■ WHAT YOU NEED TO DO ■
Identify all lines of the data containing the string "name" and copy them.

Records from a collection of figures
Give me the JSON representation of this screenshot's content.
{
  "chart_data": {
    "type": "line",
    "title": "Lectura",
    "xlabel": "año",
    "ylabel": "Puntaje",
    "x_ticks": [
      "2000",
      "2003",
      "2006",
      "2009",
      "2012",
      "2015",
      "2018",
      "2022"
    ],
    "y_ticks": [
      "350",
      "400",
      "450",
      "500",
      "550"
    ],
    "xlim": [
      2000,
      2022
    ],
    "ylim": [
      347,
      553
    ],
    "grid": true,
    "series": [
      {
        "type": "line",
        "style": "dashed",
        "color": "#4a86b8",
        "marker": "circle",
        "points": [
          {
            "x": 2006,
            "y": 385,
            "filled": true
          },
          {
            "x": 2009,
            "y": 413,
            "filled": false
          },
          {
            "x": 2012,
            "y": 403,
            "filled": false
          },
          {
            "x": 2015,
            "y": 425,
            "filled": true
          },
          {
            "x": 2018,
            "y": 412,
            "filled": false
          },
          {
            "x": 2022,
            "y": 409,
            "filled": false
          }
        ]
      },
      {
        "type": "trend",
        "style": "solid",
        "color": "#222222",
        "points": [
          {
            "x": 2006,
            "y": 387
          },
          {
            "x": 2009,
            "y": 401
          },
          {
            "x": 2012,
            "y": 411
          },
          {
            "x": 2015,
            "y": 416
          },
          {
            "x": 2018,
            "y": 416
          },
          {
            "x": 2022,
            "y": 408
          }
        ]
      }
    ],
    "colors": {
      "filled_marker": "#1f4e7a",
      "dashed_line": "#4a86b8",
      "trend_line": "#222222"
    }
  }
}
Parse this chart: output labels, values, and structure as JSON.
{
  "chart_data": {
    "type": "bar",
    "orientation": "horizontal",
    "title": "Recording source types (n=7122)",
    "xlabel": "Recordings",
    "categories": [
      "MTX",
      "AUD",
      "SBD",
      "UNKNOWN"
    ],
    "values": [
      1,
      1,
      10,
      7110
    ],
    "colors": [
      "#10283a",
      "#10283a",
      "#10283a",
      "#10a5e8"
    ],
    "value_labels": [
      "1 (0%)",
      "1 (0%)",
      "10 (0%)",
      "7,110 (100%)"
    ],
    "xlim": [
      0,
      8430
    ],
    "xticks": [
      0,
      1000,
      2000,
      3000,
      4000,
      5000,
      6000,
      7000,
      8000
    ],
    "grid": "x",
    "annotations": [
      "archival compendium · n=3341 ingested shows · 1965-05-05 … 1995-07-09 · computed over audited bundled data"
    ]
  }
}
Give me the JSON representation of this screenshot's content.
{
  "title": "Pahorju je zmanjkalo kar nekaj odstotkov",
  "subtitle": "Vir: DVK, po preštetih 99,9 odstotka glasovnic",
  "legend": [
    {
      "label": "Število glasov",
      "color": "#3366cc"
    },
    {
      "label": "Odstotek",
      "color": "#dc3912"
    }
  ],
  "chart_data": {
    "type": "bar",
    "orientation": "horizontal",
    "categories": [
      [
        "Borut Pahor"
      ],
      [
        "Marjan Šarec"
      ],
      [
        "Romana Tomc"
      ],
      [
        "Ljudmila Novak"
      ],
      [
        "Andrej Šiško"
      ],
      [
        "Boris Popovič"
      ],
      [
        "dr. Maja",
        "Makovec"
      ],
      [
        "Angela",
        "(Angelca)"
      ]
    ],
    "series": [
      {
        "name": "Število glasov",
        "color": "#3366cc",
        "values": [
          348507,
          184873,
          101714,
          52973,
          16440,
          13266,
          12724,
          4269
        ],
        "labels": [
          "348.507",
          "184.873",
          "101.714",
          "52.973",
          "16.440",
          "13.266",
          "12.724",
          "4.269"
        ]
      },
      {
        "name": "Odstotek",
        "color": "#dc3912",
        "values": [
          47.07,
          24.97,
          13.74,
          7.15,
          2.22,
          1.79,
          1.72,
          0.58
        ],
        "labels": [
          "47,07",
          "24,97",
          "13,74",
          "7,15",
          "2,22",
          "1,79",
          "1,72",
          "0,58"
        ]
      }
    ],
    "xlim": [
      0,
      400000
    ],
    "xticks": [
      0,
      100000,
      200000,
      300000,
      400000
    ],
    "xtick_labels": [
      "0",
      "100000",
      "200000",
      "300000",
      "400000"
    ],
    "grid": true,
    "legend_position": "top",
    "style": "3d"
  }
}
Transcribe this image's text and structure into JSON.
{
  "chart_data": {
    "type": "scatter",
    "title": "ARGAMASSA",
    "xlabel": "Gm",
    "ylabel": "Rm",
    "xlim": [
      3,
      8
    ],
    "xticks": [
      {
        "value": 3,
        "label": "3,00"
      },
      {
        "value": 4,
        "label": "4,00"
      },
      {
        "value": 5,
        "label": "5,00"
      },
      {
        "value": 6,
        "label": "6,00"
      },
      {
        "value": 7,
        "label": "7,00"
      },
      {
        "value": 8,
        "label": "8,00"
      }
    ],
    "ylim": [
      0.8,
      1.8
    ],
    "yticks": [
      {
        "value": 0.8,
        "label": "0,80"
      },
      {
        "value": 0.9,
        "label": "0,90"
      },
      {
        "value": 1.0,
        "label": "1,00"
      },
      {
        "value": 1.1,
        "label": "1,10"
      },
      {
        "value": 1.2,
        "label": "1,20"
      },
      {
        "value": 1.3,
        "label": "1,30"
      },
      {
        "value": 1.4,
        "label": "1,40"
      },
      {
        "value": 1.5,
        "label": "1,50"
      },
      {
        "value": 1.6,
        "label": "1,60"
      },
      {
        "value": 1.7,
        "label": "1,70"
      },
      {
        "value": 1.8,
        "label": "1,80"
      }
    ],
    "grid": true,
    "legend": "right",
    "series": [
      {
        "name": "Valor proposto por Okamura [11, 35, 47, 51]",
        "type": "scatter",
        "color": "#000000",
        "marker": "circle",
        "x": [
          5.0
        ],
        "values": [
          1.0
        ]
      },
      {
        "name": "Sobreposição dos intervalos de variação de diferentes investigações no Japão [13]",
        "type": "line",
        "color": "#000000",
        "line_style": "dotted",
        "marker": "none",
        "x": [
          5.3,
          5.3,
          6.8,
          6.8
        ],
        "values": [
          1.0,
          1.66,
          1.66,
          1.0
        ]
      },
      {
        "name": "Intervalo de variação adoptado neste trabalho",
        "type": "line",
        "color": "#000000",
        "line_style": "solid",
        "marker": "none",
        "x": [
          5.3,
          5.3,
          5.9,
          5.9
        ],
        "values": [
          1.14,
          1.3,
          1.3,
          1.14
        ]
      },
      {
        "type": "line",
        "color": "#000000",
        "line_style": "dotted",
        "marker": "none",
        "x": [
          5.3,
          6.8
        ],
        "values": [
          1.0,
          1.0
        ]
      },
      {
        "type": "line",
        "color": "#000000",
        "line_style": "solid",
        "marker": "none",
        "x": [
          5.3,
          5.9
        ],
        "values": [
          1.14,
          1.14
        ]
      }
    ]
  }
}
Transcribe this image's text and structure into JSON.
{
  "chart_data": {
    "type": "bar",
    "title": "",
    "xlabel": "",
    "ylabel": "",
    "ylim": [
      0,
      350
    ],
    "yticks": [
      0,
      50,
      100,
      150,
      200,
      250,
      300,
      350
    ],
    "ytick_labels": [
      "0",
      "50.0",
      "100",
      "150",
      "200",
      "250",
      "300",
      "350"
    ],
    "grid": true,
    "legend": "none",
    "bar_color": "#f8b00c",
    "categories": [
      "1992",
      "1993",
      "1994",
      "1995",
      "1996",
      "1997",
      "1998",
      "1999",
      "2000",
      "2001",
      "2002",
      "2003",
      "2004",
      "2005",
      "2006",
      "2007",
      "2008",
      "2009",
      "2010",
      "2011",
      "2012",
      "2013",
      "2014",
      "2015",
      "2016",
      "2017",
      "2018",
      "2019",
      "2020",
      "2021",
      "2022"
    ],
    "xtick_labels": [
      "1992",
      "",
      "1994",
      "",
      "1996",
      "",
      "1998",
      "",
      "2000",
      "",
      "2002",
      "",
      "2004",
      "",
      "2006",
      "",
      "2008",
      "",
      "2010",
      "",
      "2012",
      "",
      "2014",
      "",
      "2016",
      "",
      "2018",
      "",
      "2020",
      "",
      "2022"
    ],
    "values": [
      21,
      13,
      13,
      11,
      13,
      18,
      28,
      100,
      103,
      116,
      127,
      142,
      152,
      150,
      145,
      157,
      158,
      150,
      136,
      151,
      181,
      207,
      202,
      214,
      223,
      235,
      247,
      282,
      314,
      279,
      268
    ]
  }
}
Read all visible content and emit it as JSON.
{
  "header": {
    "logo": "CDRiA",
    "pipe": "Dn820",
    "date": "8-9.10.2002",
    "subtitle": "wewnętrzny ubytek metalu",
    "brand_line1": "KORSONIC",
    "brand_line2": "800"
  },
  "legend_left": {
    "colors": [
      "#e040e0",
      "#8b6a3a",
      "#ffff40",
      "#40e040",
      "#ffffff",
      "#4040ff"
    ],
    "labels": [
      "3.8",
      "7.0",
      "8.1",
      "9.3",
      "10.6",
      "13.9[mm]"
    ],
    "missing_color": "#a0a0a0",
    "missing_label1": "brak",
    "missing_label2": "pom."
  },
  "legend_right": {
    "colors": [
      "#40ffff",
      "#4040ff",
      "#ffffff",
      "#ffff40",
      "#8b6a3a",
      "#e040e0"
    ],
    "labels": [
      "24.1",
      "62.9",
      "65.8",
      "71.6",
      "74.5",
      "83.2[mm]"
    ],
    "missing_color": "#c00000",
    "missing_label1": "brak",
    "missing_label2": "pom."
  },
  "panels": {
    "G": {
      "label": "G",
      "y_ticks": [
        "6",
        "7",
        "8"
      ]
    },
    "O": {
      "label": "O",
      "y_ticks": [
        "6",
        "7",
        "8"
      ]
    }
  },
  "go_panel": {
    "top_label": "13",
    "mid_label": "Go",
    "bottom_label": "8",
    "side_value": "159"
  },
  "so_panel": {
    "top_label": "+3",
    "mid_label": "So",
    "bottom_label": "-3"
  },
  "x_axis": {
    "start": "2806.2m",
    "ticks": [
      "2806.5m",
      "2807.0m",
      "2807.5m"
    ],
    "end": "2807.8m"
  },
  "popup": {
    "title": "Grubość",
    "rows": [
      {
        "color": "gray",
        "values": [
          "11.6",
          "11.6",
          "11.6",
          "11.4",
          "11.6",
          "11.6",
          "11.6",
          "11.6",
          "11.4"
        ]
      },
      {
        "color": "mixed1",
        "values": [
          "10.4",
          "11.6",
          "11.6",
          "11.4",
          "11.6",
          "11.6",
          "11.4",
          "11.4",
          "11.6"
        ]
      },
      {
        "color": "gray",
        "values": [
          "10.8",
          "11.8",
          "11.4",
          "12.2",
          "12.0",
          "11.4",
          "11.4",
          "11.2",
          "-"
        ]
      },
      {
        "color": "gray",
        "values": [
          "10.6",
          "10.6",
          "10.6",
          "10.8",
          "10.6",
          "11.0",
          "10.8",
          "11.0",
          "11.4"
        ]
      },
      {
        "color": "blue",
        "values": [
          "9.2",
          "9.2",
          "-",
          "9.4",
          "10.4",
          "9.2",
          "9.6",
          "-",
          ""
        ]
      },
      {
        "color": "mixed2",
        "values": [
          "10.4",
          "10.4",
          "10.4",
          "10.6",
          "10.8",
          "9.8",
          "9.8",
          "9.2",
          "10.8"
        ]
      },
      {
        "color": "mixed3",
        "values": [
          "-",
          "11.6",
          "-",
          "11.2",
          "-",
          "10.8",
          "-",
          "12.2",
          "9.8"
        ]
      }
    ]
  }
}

■ ANSWER TO THE TASK ■
        "name": "Število glasov",
        "name": "Odstotek",
        "name": "Valor proposto por Okamura [11, 35, 47, 51]",
        "name": "Sobreposição dos intervalos de variação de diferentes investigações no Japão [13]",
        "name": "Intervalo de variação adoptado neste trabalho",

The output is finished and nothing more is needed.